Objective: The exercise asks you to copy every line below in which "value" appears.

++++ Material shown

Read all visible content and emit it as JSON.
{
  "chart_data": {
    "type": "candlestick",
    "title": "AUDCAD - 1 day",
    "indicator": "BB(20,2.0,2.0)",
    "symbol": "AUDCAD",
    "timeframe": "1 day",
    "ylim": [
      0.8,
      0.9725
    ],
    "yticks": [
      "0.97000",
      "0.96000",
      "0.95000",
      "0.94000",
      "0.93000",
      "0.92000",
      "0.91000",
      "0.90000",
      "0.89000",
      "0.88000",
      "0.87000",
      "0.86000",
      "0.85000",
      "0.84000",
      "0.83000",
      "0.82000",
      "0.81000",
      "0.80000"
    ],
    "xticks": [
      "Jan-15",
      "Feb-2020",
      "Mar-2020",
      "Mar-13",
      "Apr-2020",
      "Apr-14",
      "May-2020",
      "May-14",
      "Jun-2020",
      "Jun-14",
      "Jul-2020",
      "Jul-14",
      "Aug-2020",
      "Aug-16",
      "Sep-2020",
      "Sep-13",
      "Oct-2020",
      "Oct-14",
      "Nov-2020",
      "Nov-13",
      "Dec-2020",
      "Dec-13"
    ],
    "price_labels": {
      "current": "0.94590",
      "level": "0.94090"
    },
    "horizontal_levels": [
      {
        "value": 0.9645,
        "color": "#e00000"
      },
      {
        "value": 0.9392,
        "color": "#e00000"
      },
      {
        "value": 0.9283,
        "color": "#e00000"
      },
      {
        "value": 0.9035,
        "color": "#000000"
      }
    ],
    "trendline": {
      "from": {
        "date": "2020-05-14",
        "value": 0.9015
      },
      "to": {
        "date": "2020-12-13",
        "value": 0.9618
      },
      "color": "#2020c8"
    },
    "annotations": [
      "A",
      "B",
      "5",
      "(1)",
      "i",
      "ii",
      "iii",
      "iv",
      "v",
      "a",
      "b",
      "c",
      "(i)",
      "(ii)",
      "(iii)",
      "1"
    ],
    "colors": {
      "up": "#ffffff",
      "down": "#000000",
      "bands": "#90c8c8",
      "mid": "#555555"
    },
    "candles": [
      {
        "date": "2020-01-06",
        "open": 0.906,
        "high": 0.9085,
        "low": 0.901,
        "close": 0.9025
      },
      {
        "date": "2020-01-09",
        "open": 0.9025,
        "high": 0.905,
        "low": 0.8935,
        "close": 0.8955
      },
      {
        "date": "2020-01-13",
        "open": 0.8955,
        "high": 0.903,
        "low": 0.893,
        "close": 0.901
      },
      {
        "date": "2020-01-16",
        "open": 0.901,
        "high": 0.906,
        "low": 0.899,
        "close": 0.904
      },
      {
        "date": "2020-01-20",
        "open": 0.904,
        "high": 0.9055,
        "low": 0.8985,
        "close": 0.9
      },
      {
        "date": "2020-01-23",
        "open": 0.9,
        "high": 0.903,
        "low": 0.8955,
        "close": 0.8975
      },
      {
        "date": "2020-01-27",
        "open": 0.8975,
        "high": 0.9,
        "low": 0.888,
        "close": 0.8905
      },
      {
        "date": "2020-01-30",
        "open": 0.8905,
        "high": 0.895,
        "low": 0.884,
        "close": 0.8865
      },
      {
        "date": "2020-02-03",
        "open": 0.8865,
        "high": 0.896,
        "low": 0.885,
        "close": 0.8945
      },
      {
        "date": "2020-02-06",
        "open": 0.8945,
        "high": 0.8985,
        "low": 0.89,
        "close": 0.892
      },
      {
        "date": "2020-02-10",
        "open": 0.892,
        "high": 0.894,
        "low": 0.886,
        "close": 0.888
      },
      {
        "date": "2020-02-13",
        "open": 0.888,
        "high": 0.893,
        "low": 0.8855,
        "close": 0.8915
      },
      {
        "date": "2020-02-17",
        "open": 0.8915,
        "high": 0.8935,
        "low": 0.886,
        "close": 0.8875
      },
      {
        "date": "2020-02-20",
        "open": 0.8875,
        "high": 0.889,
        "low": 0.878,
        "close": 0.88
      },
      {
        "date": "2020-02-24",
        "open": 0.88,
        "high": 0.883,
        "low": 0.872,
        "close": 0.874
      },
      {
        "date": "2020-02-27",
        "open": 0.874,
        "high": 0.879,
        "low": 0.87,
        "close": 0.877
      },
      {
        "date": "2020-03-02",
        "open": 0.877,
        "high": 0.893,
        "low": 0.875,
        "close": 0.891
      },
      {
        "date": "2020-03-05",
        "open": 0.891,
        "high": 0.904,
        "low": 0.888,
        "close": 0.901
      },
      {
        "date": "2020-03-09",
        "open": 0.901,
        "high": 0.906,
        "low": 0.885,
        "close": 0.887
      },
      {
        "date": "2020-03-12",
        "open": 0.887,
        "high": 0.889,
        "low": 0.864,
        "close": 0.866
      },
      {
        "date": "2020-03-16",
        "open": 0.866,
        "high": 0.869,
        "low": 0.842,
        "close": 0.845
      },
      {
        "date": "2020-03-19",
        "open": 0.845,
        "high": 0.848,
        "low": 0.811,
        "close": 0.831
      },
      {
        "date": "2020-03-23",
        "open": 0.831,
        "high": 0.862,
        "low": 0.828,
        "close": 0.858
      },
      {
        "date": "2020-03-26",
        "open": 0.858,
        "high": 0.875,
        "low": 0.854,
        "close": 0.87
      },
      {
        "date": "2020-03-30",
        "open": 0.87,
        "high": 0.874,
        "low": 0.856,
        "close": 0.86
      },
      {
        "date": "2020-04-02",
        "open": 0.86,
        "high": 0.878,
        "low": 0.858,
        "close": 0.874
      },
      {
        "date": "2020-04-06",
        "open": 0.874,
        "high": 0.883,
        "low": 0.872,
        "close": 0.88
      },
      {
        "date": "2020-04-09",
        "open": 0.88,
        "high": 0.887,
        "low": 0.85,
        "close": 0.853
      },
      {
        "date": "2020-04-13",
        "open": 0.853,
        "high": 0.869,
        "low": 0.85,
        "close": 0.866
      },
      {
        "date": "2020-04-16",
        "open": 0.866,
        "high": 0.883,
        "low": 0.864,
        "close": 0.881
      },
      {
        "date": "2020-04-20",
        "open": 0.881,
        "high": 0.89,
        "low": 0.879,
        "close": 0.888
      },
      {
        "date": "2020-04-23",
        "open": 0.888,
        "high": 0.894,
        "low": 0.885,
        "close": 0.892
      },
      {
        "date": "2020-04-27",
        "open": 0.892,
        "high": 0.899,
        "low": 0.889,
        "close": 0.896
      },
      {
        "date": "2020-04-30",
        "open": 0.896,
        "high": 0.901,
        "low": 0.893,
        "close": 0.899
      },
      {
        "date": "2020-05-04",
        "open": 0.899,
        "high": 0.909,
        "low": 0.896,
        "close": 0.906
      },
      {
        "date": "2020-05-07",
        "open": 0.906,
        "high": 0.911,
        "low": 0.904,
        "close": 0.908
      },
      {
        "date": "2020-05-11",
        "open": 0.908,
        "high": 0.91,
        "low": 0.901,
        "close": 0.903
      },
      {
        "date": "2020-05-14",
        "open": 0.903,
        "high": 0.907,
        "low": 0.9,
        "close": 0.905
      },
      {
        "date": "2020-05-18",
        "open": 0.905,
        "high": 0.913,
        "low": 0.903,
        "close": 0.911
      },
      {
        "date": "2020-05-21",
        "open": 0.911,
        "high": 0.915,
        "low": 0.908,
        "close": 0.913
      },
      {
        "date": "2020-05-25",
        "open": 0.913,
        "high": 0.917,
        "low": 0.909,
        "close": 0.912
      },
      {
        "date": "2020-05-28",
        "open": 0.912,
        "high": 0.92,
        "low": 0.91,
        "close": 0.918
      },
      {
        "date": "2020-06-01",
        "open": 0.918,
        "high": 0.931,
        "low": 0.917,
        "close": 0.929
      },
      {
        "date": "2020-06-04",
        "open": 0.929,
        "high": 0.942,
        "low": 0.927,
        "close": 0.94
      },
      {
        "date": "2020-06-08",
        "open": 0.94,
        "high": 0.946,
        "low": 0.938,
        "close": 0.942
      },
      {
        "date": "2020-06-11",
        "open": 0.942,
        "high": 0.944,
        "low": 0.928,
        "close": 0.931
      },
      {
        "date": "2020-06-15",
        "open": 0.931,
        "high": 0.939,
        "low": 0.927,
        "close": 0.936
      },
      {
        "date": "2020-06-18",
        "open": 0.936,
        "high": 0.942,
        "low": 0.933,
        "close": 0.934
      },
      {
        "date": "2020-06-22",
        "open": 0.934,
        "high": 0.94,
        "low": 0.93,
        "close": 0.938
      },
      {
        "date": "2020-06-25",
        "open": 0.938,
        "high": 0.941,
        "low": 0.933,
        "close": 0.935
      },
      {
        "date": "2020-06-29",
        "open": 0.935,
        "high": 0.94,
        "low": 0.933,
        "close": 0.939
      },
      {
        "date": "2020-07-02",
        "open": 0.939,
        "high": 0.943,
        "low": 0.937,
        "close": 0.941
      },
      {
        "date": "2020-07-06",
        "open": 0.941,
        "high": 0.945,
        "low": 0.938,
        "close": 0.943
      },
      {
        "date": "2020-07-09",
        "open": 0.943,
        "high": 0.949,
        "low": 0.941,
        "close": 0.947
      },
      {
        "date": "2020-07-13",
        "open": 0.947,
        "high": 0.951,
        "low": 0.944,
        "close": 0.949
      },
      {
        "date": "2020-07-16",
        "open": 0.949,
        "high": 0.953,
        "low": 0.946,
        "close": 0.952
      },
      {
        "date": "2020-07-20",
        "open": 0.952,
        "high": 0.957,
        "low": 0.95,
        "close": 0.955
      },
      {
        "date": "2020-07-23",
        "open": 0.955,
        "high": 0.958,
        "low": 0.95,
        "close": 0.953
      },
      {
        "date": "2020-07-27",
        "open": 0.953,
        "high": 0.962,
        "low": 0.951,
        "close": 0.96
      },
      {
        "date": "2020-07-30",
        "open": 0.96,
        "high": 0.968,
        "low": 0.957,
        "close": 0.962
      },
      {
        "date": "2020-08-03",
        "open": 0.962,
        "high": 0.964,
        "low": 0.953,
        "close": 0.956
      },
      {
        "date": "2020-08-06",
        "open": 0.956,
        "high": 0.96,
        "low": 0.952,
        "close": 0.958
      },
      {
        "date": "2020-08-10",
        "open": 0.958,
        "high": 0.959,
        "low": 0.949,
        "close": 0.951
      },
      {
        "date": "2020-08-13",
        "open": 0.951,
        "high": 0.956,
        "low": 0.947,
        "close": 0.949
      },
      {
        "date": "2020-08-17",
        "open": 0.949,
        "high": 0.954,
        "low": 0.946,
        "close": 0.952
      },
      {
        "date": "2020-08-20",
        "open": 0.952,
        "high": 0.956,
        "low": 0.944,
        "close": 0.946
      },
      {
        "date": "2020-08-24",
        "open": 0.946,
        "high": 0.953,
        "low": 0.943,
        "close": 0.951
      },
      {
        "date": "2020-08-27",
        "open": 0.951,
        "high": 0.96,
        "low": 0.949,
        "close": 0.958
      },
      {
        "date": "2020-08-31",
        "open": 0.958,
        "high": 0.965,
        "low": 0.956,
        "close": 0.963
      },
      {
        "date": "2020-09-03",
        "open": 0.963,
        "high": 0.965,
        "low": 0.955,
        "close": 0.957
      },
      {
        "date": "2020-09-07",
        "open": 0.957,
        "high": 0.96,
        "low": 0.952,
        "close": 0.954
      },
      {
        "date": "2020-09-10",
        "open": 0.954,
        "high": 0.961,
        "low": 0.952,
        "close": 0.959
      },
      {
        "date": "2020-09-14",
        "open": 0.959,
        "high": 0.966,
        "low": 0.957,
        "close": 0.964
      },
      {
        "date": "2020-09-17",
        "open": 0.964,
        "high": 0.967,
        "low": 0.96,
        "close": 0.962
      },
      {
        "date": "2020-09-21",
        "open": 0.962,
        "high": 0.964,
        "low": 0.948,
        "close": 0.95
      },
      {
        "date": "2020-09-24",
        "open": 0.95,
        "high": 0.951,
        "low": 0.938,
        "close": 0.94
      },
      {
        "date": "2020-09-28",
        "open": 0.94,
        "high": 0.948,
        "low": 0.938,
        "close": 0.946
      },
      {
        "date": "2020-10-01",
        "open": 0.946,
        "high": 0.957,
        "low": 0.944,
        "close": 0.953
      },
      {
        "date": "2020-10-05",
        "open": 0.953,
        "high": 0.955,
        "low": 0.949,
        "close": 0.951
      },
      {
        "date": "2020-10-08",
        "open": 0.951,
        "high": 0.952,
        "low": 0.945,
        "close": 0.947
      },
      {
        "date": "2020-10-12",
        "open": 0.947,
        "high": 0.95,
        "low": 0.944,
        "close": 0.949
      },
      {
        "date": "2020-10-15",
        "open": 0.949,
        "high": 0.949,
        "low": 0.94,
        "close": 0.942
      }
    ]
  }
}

++++++++

Task result:
        "value": 0.9645,
        "value": 0.9392,
        "value": 0.9283,
        "value": 0.9035,
        "value": 0.9015
        "value": 0.9618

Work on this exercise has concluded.